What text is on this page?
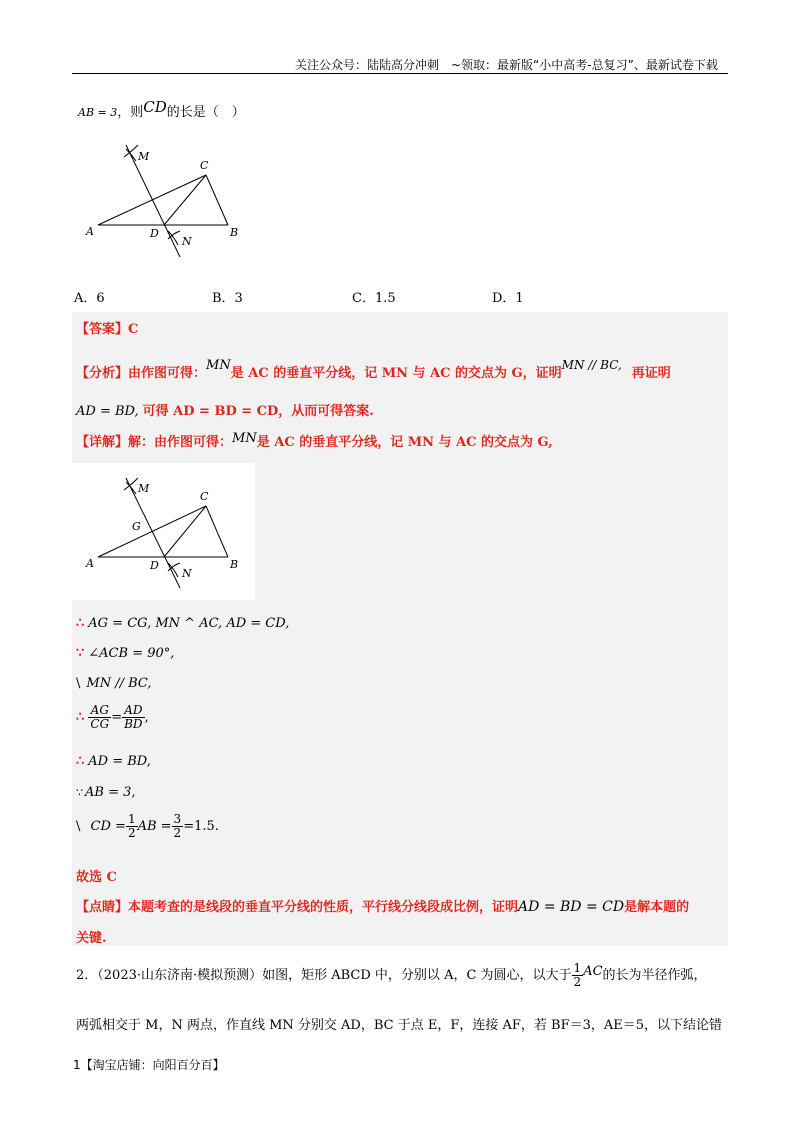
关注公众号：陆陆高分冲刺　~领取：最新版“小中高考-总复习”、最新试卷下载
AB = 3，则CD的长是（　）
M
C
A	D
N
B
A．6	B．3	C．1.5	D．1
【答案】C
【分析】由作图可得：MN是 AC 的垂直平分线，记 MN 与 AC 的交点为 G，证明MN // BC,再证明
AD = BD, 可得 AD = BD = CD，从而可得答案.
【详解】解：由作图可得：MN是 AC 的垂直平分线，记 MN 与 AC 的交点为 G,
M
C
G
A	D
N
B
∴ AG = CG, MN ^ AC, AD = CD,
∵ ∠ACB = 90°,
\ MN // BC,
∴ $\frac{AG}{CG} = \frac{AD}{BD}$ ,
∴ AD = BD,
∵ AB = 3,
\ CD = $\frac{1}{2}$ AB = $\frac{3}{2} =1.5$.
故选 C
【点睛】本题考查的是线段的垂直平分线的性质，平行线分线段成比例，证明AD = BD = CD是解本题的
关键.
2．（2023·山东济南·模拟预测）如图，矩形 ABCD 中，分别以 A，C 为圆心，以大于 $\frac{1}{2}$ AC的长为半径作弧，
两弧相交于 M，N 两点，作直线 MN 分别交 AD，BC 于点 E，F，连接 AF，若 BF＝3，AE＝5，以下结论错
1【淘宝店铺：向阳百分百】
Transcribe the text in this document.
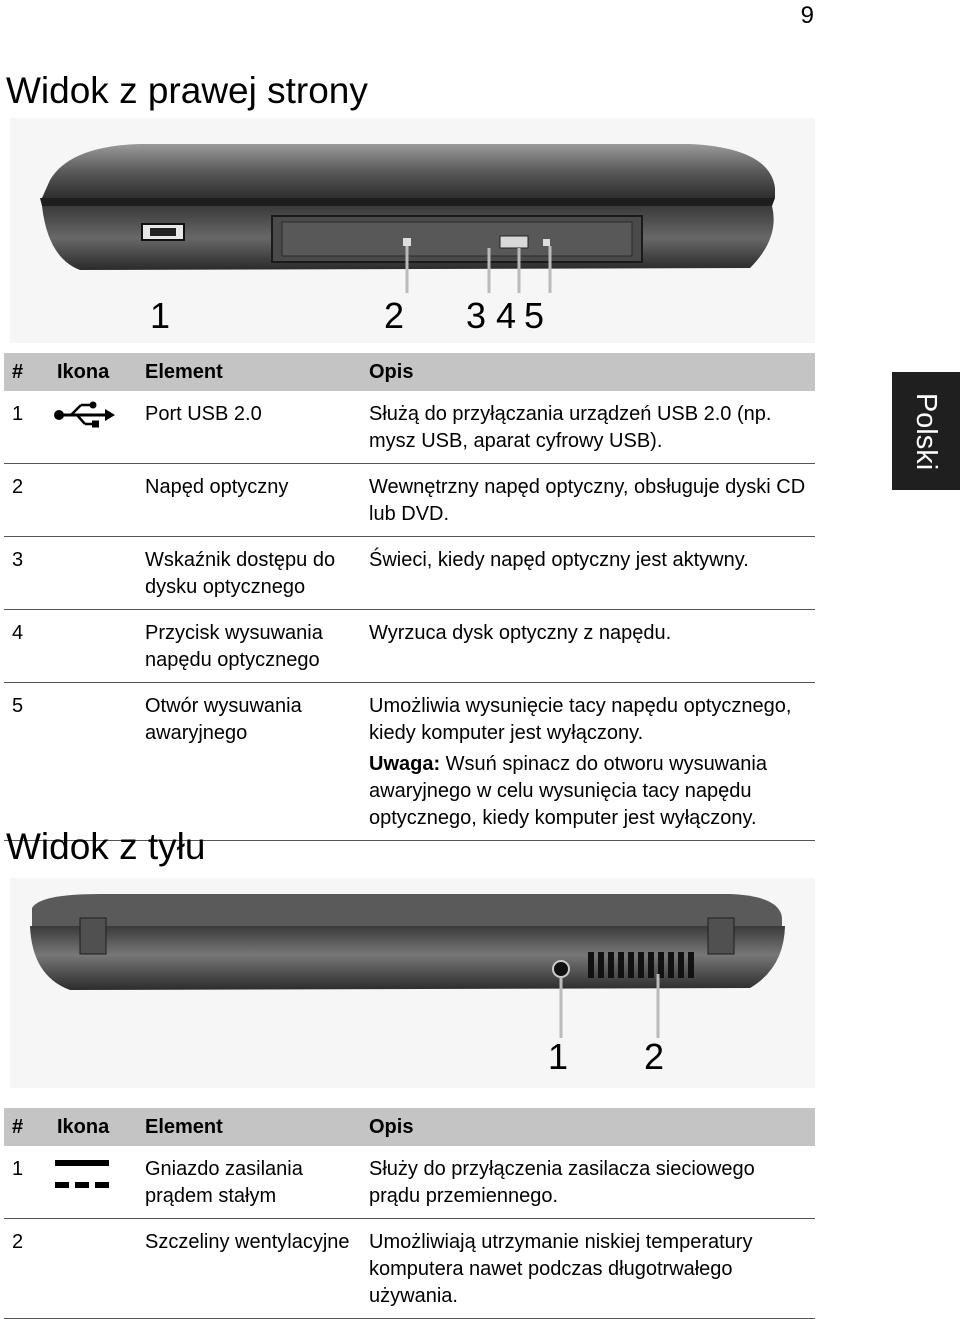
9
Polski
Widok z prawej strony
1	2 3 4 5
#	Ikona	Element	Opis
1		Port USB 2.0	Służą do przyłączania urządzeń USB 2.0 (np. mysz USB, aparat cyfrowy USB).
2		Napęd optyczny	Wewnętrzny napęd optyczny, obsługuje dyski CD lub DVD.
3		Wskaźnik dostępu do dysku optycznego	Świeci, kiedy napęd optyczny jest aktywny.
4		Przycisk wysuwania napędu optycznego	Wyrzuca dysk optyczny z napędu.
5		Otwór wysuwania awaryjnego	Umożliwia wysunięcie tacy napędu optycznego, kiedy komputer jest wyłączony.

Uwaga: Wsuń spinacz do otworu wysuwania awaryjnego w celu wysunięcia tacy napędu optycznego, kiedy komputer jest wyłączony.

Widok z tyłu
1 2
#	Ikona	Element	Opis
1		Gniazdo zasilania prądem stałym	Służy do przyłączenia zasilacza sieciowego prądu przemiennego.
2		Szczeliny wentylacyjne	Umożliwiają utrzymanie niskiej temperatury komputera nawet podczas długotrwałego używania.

● ● ● ●

What you will do:
Nothing but the lines from the line containing "Transcribe the text in this document." through the last line of the records above is to be extracted, exactly and with no pictures.

Result of the task:
Transcribe the text in this document.
9
Polski
Widok z prawej strony
1	2 3 4 5
#	Ikona	Element	Opis
1		Port USB 2.0	Służą do przyłączania urządzeń USB 2.0 (np. mysz USB, aparat cyfrowy USB).
2		Napęd optyczny	Wewnętrzny napęd optyczny, obsługuje dyski CD lub DVD.
3		Wskaźnik dostępu do dysku optycznego	Świeci, kiedy napęd optyczny jest aktywny.
4		Przycisk wysuwania napędu optycznego	Wyrzuca dysk optyczny z napędu.
5		Otwór wysuwania awaryjnego	Umożliwia wysunięcie tacy napędu optycznego, kiedy komputer jest wyłączony.

Uwaga: Wsuń spinacz do otworu wysuwania awaryjnego w celu wysunięcia tacy napędu optycznego, kiedy komputer jest wyłączony.

Widok z tyłu
1 2
#	Ikona	Element	Opis
1		Gniazdo zasilania prądem stałym	Służy do przyłączenia zasilacza sieciowego prądu przemiennego.
2		Szczeliny wentylacyjne	Umożliwiają utrzymanie niskiej temperatury komputera nawet podczas długotrwałego używania.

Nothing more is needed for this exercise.